__SHORT TASK__.
Reproduce every line of the records below without any changes, and leave the pictures out of your copy.
— start GIVEN ENTRIES —
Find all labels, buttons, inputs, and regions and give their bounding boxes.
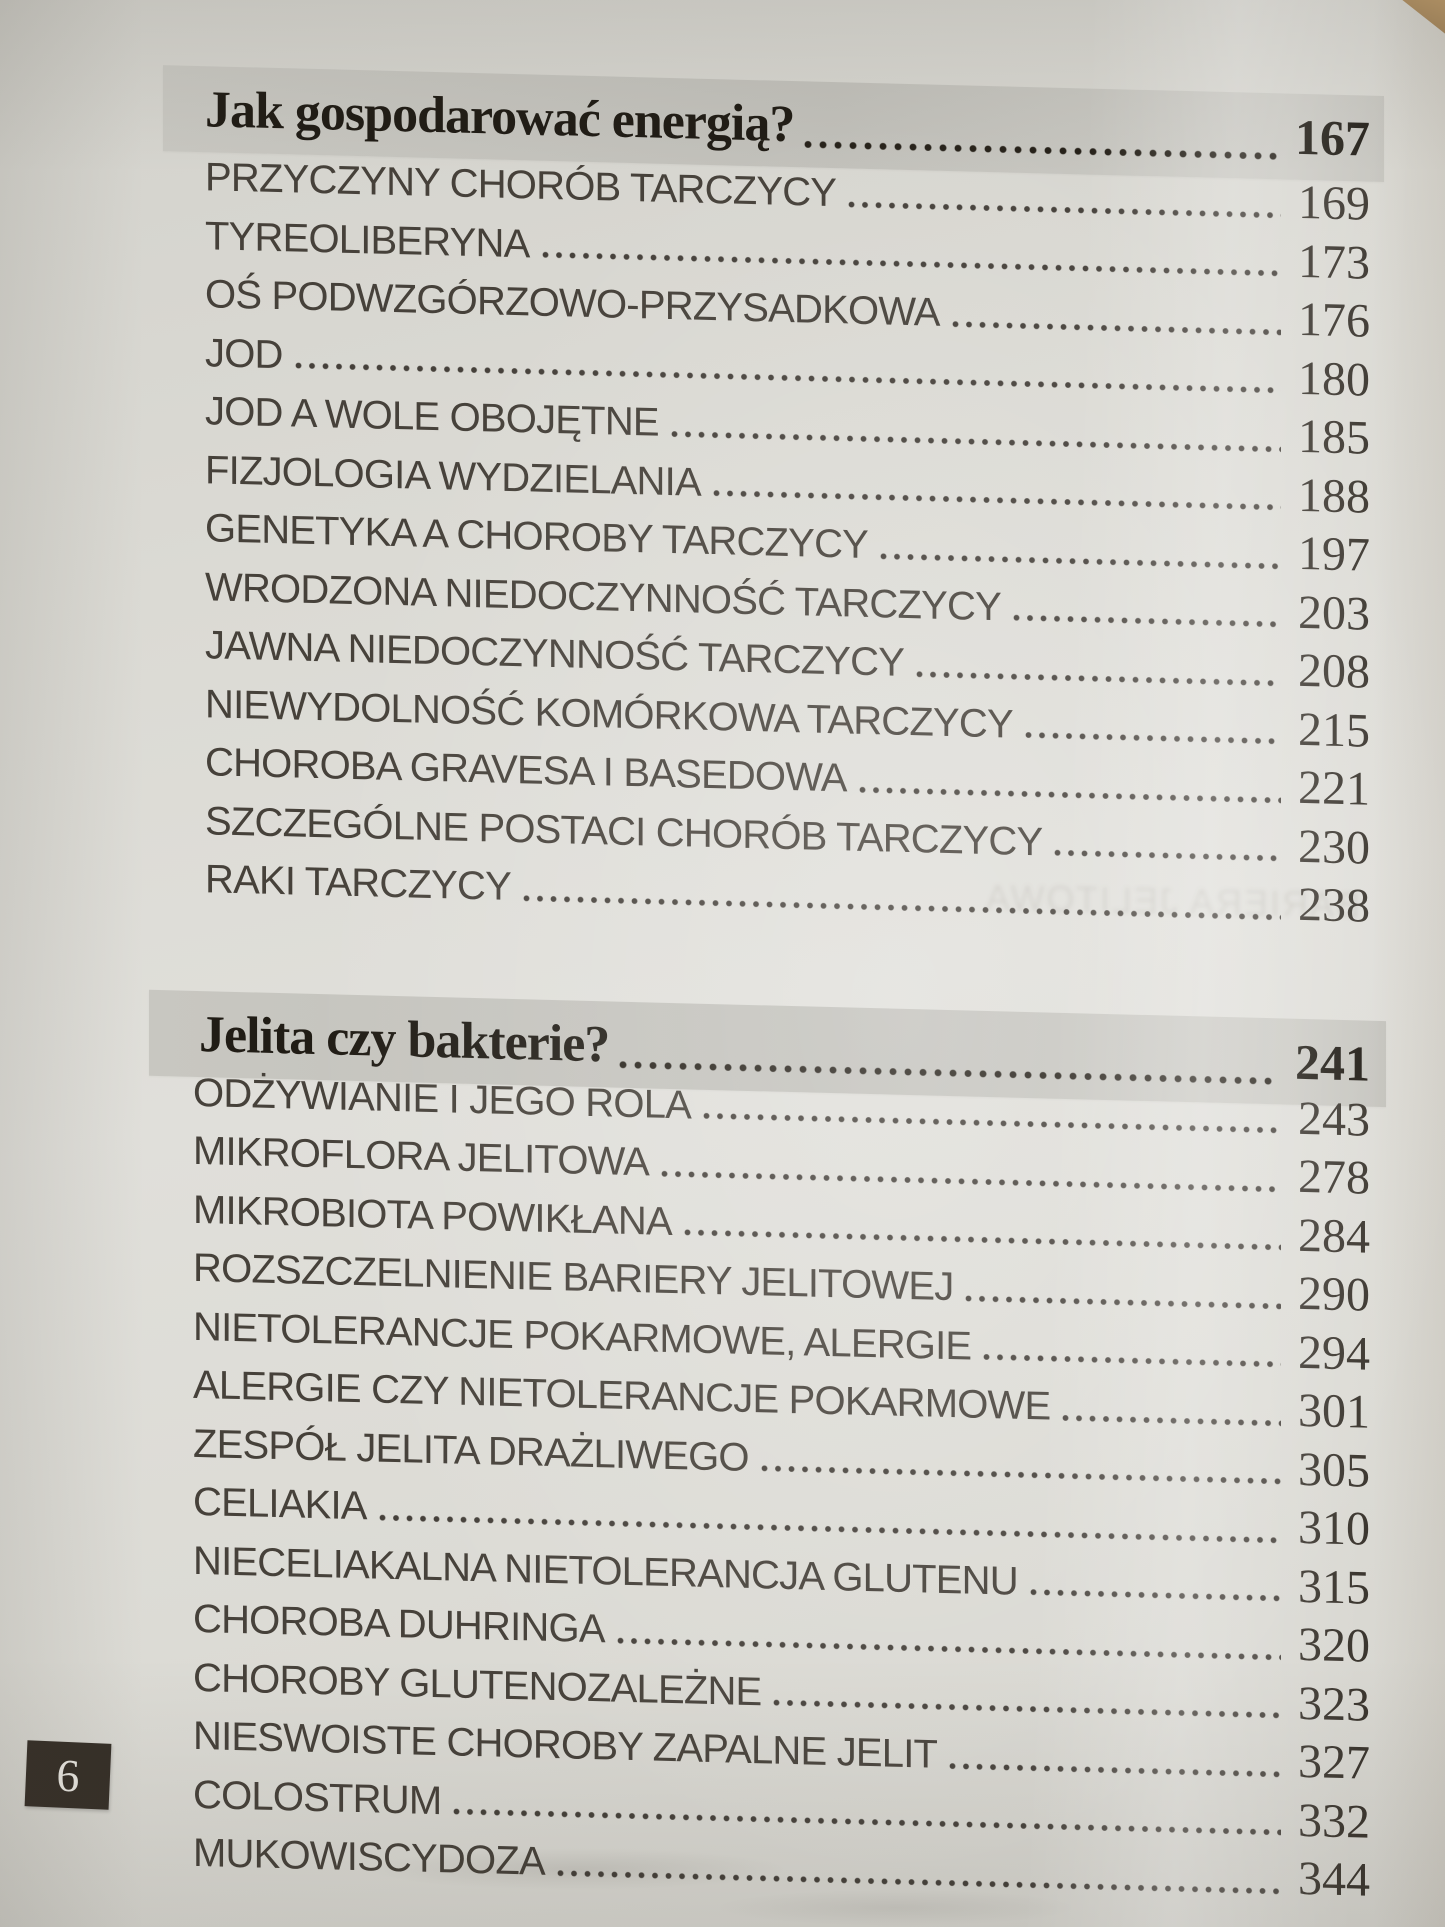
- dot-leader: [1024, 730, 1281, 746]
- toc-entry-page: 327: [1298, 1734, 1370, 1790]
- toc-entry-page: 188: [1298, 468, 1370, 524]
- section-page-number: 167: [1295, 108, 1370, 167]
- toc-entry-label: CHOROBA DUHRINGA: [193, 1596, 605, 1652]
- dot-leader: [670, 429, 1281, 453]
- dot-leader: [760, 1464, 1281, 1486]
- toc-entry-page: 169: [1298, 175, 1370, 231]
- dot-leader: [1029, 1588, 1281, 1603]
- dot-leader: [1012, 613, 1281, 629]
- toc-entry-page: 315: [1298, 1559, 1370, 1615]
- dot-leader: [848, 199, 1281, 219]
- dot-leader: [541, 250, 1281, 278]
- toc-entry-page: 208: [1298, 643, 1370, 699]
- dot-leader: [951, 319, 1281, 336]
- toc-entry-page: 185: [1298, 409, 1370, 465]
- toc-entry-page: 243: [1298, 1091, 1370, 1147]
- toc-entry-label: CELIAKIA: [193, 1479, 367, 1529]
- dot-leader: [1054, 848, 1281, 863]
- toc-entry-label: TYREOLIBERYNA: [205, 213, 530, 266]
- dot-leader: [916, 669, 1281, 687]
- dot-leader: [522, 893, 1281, 921]
- toc-entry-label: JOD: [205, 330, 283, 377]
- toc-entry-page: 180: [1298, 351, 1370, 407]
- toc-entry-page: 320: [1298, 1617, 1370, 1673]
- dot-leader: [880, 551, 1281, 570]
- dot-leader: [683, 1228, 1281, 1252]
- toc-entry-page: 238: [1298, 877, 1370, 933]
- toc-entry-page: 344: [1298, 1851, 1370, 1907]
- page-number: 6: [55, 1749, 81, 1801]
- toc-entry-page: 323: [1298, 1676, 1370, 1732]
- dot-leader: [712, 489, 1281, 512]
- toc-entry-page: 173: [1298, 234, 1370, 290]
- dot-leader: [1062, 1413, 1281, 1427]
- toc-entry-page: 305: [1298, 1442, 1370, 1498]
- dot-leader: [858, 785, 1281, 804]
- toc-entry-label: RAKI TARCZYCY: [205, 857, 511, 909]
- toc-entry-page: 230: [1298, 819, 1370, 875]
- toc-entry-label: MUKOWISCYDOZA: [193, 1830, 545, 1884]
- dot-leader: [616, 1636, 1281, 1661]
- toc-entry-page: 176: [1298, 292, 1370, 348]
- toc-entry-page: 278: [1298, 1149, 1370, 1205]
- page-number-box: 6: [24, 1740, 112, 1810]
- dot-leader: [703, 1111, 1281, 1135]
- dot-leader: [965, 1293, 1281, 1310]
- toc-entry-page: 301: [1298, 1383, 1370, 1439]
- dot-leader: [983, 1352, 1281, 1369]
- dot-leader: [661, 1169, 1281, 1193]
- dot-leader: [949, 1761, 1281, 1778]
- toc-entry-page: 332: [1298, 1793, 1370, 1849]
- toc-entry-page: 197: [1298, 526, 1370, 582]
- dot-leader: [556, 1868, 1281, 1895]
- toc-entry-label: COLOSTRUM: [193, 1772, 442, 1823]
- toc-entry-page: 290: [1298, 1266, 1370, 1322]
- toc-entry-page: 294: [1298, 1325, 1370, 1381]
- toc-entry-page: 284: [1298, 1208, 1370, 1264]
- section-entries-energy: PRZYCZYNY CHORÓB TARCZYCY 169 TYREOLIBER…: [205, 146, 1370, 936]
- section-entries-gut: ODŻYWIANIE I JEGO ROLA 243 MIKROFLORA JE…: [193, 1061, 1370, 1910]
- toc-entry-page: 215: [1298, 702, 1370, 758]
- toc-entry-page: 310: [1298, 1500, 1370, 1556]
- toc-entry-page: 221: [1298, 760, 1370, 816]
- toc-entry-page: 203: [1298, 585, 1370, 641]
- dot-leader: [773, 1698, 1281, 1720]
- dot-leader: [804, 139, 1277, 162]
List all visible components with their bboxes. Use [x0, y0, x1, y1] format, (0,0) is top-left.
— end GIVEN ENTRIES —
__CORRECT RESULT__.
Find all labels, buttons, inputs, and regions and give their bounding boxes.
- dot-leader: [1024, 730, 1281, 746]
- toc-entry-page: 327: [1298, 1734, 1370, 1790]
- toc-entry-page: 188: [1298, 468, 1370, 524]
- section-page-number: 167: [1295, 108, 1370, 167]
- toc-entry-label: CHOROBA DUHRINGA: [193, 1596, 605, 1652]
- dot-leader: [670, 429, 1281, 453]
- dot-leader: [760, 1464, 1281, 1486]
- toc-entry-page: 169: [1298, 175, 1370, 231]
- dot-leader: [1029, 1588, 1281, 1603]
- dot-leader: [1012, 613, 1281, 629]
- toc-entry-page: 315: [1298, 1559, 1370, 1615]
- dot-leader: [848, 199, 1281, 219]
- dot-leader: [541, 250, 1281, 278]
- toc-entry-page: 208: [1298, 643, 1370, 699]
- dot-leader: [951, 319, 1281, 336]
- toc-entry-page: 185: [1298, 409, 1370, 465]
- toc-entry-page: 243: [1298, 1091, 1370, 1147]
- toc-entry-label: CELIAKIA: [193, 1479, 367, 1529]
- dot-leader: [1054, 848, 1281, 863]
- toc-entry-label: TYREOLIBERYNA: [205, 213, 530, 266]
- dot-leader: [916, 669, 1281, 687]
- dot-leader: [522, 893, 1281, 921]
- toc-entry-label: JOD: [205, 330, 283, 377]
- toc-entry-page: 180: [1298, 351, 1370, 407]
- toc-entry-page: 320: [1298, 1617, 1370, 1673]
- dot-leader: [880, 551, 1281, 570]
- dot-leader: [683, 1228, 1281, 1252]
- toc-entry-page: 238: [1298, 877, 1370, 933]
- toc-entry-page: 344: [1298, 1851, 1370, 1907]
- page-number: 6: [55, 1749, 81, 1801]
- toc-entry-page: 323: [1298, 1676, 1370, 1732]
- dot-leader: [712, 489, 1281, 512]
- toc-entry-page: 173: [1298, 234, 1370, 290]
- dot-leader: [1062, 1413, 1281, 1427]
- toc-entry-page: 305: [1298, 1442, 1370, 1498]
- dot-leader: [858, 785, 1281, 804]
- toc-entry-label: RAKI TARCZYCY: [205, 857, 511, 909]
- toc-entry-page: 230: [1298, 819, 1370, 875]
- toc-entry-label: MUKOWISCYDOZA: [193, 1830, 545, 1884]
- dot-leader: [616, 1636, 1281, 1661]
- toc-entry-page: 176: [1298, 292, 1370, 348]
- toc-entry-page: 278: [1298, 1149, 1370, 1205]
- page-number-box: 6: [24, 1740, 112, 1810]
- dot-leader: [703, 1111, 1281, 1135]
- dot-leader: [965, 1293, 1281, 1310]
- toc-entry-page: 301: [1298, 1383, 1370, 1439]
- dot-leader: [983, 1352, 1281, 1369]
- dot-leader: [661, 1169, 1281, 1193]
- dot-leader: [949, 1761, 1281, 1778]
- toc-entry-page: 332: [1298, 1793, 1370, 1849]
- toc-entry-page: 197: [1298, 526, 1370, 582]
- dot-leader: [556, 1868, 1281, 1895]
- toc-entry-label: COLOSTRUM: [193, 1772, 442, 1823]
- toc-entry-page: 290: [1298, 1266, 1370, 1322]
- toc-entry-page: 294: [1298, 1325, 1370, 1381]
- toc-entry-page: 284: [1298, 1208, 1370, 1264]
- section-entries-energy: PRZYCZYNY CHORÓB TARCZYCY 169 TYREOLIBER…: [205, 146, 1370, 936]
- section-entries-gut: ODŻYWIANIE I JEGO ROLA 243 MIKROFLORA JE…: [193, 1061, 1370, 1910]
- toc-entry-page: 215: [1298, 702, 1370, 758]
- toc-entry-page: 310: [1298, 1500, 1370, 1556]
- toc-entry-page: 221: [1298, 760, 1370, 816]
- toc-entry-page: 203: [1298, 585, 1370, 641]
- dot-leader: [773, 1698, 1281, 1720]
- dot-leader: [804, 139, 1277, 162]
List all visible components with their bboxes. Use [x0, y0, x1, y1] format, (0,0) is top-left.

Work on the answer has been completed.